▶ **Job**: Write out, word for word, the stretch of the listing below from the line containing "26, 69, 70]" through the line containing "36, 284, 61]", with both of those lines included.

[Start Data rows]

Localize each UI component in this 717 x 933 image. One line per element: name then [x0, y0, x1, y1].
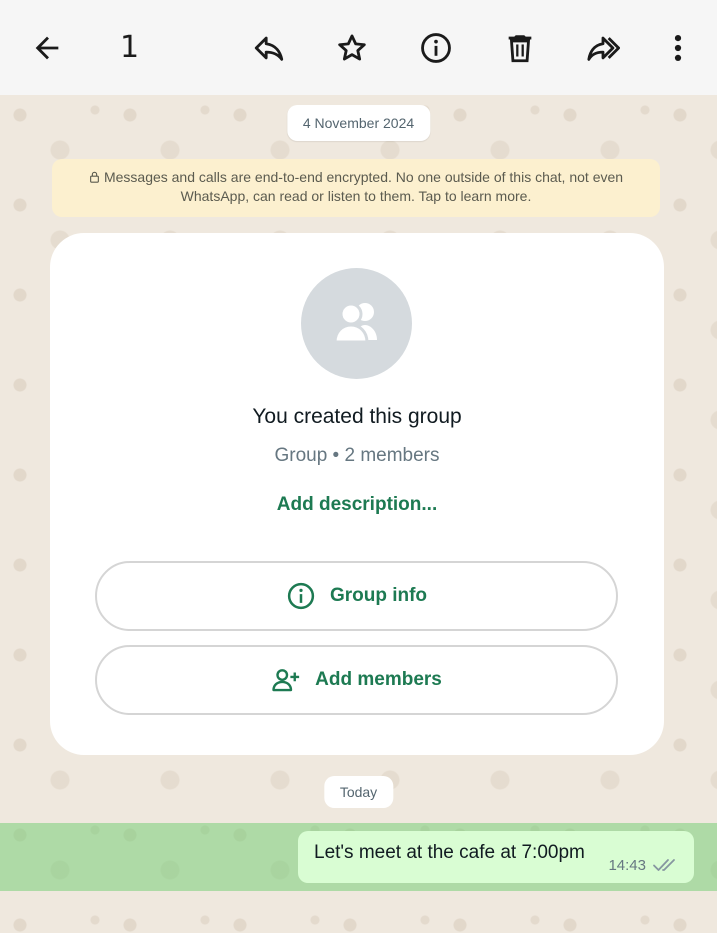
back-button[interactable]	[25, 26, 69, 70]
group-info-label: Group info	[329, 585, 428, 606]
more-vert-icon	[674, 34, 682, 62]
delete-button[interactable]	[498, 26, 542, 70]
message-time: 14:43	[608, 856, 646, 874]
group-avatar[interactable]	[301, 268, 412, 379]
group-created-title: You created this group	[252, 405, 462, 428]
group-info-button[interactable]: Group info	[95, 561, 618, 631]
add-members-label: Add members	[315, 669, 442, 690]
encryption-notice[interactable]: Messages and calls are end-to-end encryp…	[52, 159, 660, 217]
lock-icon	[90, 171, 99, 183]
star-icon	[338, 34, 366, 61]
encryption-notice-text: Messages and calls are end-to-end encryp…	[103, 169, 624, 204]
selection-toolbar: 1	[0, 0, 717, 95]
delete-icon	[508, 35, 532, 63]
selected-count: 1	[120, 30, 140, 65]
back-arrow-icon	[35, 36, 59, 60]
group-member-summary: Group • 2 members	[274, 445, 440, 466]
message-meta: 14:43	[608, 856, 680, 874]
reply-button[interactable]	[247, 26, 291, 70]
today-separator: Today	[323, 776, 394, 808]
outgoing-message-bubble[interactable]: Let's meet at the cafe at 7:00pm 14:43	[298, 831, 694, 883]
double-check-icon	[653, 859, 675, 871]
more-options-button[interactable]	[656, 26, 700, 70]
forward-button[interactable]	[581, 26, 625, 70]
date-separator: 4 November 2024	[286, 105, 431, 141]
star-button[interactable]	[330, 26, 374, 70]
forward-icon	[587, 36, 620, 61]
info-icon	[421, 33, 451, 63]
group-created-card: You created this group Group • 2 members…	[50, 233, 664, 755]
group-icon	[332, 302, 377, 343]
info-button[interactable]	[414, 26, 458, 70]
add-members-button[interactable]: Add members	[95, 645, 618, 715]
info-icon	[287, 582, 315, 610]
reply-icon	[254, 36, 284, 61]
chat-area[interactable]: 4 November 2024 Messages and calls are e…	[0, 95, 717, 933]
add-person-icon	[272, 669, 300, 692]
add-description-link[interactable]: Add description...	[50, 494, 664, 516]
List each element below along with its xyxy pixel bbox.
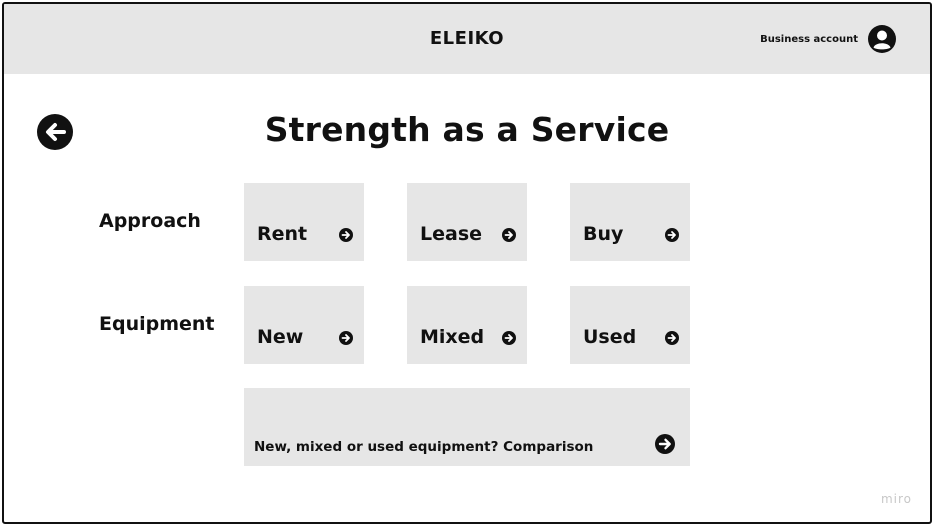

[End Data rows]

▶ **Solution for this task**:
back-button[interactable]	[25, 26, 69, 70]
group-info-label: Group info	[329, 585, 428, 606]
more-vert-icon	[674, 34, 682, 62]
delete-button[interactable]	[498, 26, 542, 70]
message-time: 14:43	[608, 856, 646, 874]
group-avatar[interactable]	[301, 268, 412, 379]
group-created-title: You created this group	[252, 405, 462, 428]
group-info-button[interactable]: Group info	[95, 561, 618, 631]
add-members-label: Add members	[315, 669, 442, 690]
encryption-notice[interactable]: Messages and calls are end-to-end encryp…	[52, 159, 660, 217]
lock-icon	[90, 171, 99, 183]
star-icon	[338, 34, 366, 61]
encryption-notice-text: Messages and calls are end-to-end encryp…	[103, 169, 624, 204]
selection-toolbar: 1	[0, 0, 717, 95]
delete-icon	[508, 35, 532, 63]
selected-count: 1	[120, 30, 140, 65]
back-arrow-icon	[35, 36, 59, 60]
group-member-summary: Group • 2 members	[274, 445, 440, 466]
message-meta: 14:43	[608, 856, 680, 874]
reply-button[interactable]	[247, 26, 291, 70]
today-separator: Today	[323, 776, 394, 808]
outgoing-message-bubble[interactable]: Let's meet at the cafe at 7:00pm 14:43	[298, 831, 694, 883]
double-check-icon	[653, 859, 675, 871]
more-options-button[interactable]	[656, 26, 700, 70]
forward-button[interactable]	[581, 26, 625, 70]
date-separator: 4 November 2024	[286, 105, 431, 141]
star-button[interactable]	[330, 26, 374, 70]
forward-icon	[587, 36, 620, 61]
info-icon	[421, 33, 451, 63]
group-created-card: You created this group Group • 2 members…	[50, 233, 664, 755]
group-icon	[332, 302, 377, 343]
info-button[interactable]	[414, 26, 458, 70]
add-members-button[interactable]: Add members	[95, 645, 618, 715]
info-icon	[287, 582, 315, 610]
reply-icon	[254, 36, 284, 61]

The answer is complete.